Given records:

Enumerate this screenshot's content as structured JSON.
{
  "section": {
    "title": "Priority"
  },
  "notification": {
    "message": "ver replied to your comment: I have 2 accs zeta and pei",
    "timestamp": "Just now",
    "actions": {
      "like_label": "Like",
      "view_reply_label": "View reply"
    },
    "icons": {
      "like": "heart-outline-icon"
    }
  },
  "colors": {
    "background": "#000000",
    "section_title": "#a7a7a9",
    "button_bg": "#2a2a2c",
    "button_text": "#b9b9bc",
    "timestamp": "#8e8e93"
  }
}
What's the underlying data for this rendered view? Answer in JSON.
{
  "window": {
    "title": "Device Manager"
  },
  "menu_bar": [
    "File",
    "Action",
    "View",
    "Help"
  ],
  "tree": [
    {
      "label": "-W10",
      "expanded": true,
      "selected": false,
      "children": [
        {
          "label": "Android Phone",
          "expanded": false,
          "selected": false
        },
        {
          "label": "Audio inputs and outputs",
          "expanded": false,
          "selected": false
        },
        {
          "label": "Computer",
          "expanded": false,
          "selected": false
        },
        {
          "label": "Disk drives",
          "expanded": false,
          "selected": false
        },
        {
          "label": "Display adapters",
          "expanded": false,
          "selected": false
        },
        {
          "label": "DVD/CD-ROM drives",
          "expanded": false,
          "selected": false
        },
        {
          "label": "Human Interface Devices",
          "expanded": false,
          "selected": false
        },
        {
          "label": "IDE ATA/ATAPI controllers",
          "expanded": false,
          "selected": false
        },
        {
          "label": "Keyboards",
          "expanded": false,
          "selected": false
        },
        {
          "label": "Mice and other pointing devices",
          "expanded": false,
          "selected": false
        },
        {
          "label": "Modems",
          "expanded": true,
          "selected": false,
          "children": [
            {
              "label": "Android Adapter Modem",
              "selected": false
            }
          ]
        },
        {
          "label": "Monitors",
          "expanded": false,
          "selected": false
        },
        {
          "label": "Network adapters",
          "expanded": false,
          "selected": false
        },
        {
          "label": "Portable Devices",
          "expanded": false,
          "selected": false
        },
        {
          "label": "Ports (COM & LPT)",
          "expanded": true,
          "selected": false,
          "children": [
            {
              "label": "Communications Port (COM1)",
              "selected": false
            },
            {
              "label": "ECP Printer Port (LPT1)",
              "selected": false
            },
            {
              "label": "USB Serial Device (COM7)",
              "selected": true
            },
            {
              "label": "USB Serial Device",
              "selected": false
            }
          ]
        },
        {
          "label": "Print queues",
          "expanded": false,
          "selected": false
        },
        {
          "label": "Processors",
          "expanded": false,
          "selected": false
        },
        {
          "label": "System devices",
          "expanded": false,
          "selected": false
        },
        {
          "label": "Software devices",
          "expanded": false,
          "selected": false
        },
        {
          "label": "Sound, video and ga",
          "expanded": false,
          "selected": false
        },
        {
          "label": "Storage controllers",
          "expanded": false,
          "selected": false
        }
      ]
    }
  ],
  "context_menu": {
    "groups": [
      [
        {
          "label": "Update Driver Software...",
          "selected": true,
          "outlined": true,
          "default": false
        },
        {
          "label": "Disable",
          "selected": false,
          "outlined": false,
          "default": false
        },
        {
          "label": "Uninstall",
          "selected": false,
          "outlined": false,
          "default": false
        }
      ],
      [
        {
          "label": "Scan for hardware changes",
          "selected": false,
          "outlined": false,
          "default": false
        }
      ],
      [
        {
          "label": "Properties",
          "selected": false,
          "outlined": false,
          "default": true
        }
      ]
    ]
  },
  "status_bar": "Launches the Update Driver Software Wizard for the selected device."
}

What to produce: From the entries above, copy every line where the word "drives" shows up.

Response for this exercise:
          "label": "Disk drives",
          "label": "DVD/CD-ROM drives",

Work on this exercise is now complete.